● **Information given**:
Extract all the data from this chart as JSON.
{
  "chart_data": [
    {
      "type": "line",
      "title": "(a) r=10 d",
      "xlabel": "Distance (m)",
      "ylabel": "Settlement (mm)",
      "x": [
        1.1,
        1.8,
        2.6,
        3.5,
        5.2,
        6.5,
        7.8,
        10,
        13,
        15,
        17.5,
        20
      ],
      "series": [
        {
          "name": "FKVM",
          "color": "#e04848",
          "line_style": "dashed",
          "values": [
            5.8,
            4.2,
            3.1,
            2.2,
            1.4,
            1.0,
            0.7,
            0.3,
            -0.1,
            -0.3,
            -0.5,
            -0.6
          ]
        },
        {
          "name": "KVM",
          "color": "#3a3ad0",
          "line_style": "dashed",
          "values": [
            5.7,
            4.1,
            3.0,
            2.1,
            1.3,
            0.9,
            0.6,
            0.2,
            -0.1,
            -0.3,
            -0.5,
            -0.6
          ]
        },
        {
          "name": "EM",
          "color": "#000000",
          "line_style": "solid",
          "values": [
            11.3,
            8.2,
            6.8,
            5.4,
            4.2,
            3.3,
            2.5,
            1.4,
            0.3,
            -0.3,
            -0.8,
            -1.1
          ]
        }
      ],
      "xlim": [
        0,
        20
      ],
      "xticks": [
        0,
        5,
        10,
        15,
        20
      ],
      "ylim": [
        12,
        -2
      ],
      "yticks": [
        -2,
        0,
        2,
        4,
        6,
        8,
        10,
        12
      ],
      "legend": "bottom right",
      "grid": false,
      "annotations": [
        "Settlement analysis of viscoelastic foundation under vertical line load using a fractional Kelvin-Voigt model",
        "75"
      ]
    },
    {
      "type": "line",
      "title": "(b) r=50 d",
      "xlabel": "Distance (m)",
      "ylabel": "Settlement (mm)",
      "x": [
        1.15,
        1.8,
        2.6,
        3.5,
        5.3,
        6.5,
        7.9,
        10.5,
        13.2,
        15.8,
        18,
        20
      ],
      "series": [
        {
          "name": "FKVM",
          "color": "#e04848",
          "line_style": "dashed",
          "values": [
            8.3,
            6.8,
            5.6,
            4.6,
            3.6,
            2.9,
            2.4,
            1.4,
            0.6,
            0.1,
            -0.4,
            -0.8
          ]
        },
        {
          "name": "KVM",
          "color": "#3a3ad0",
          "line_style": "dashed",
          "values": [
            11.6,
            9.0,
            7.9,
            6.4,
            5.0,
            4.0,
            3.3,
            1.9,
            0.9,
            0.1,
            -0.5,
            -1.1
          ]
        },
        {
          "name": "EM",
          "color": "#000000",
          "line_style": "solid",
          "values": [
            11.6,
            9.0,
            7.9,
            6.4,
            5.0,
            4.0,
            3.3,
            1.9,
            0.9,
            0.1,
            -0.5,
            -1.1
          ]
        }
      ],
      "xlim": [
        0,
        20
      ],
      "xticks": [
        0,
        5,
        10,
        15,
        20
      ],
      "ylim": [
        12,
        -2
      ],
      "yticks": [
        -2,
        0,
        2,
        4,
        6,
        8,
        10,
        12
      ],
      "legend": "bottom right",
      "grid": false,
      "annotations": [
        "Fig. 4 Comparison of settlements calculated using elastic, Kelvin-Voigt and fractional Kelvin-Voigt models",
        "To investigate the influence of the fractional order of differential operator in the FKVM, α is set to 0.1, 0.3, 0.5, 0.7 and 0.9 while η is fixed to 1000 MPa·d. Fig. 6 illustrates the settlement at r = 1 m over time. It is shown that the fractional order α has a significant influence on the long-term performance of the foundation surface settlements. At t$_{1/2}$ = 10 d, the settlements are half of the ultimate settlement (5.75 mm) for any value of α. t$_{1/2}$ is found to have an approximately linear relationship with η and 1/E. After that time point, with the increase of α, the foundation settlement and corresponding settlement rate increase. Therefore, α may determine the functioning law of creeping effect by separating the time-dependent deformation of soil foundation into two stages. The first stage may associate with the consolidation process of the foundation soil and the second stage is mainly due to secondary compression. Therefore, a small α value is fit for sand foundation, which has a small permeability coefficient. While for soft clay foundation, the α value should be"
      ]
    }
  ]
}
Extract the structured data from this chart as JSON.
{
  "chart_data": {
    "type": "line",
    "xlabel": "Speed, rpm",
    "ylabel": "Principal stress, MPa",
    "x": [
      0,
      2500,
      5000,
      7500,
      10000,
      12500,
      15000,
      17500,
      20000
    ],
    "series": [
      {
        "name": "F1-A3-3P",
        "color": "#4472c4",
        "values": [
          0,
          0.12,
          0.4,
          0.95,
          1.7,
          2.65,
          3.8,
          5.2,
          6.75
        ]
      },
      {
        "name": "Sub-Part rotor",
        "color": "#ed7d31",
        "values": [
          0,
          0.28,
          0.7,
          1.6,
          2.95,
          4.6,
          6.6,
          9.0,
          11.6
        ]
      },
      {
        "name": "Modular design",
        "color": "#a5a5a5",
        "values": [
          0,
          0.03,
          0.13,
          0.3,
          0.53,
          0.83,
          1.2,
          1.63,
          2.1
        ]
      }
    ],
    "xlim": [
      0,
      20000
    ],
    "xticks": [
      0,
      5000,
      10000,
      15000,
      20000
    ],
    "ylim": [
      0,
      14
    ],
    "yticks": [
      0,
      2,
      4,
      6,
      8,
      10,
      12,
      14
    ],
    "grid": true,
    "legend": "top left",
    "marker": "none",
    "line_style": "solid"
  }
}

● **Stated exercise**:
Copy each line of the records containing the string "JSON".

● **Solution for this task**:
Extract all the data from this chart as JSON.
Extract the structured data from this chart as JSON.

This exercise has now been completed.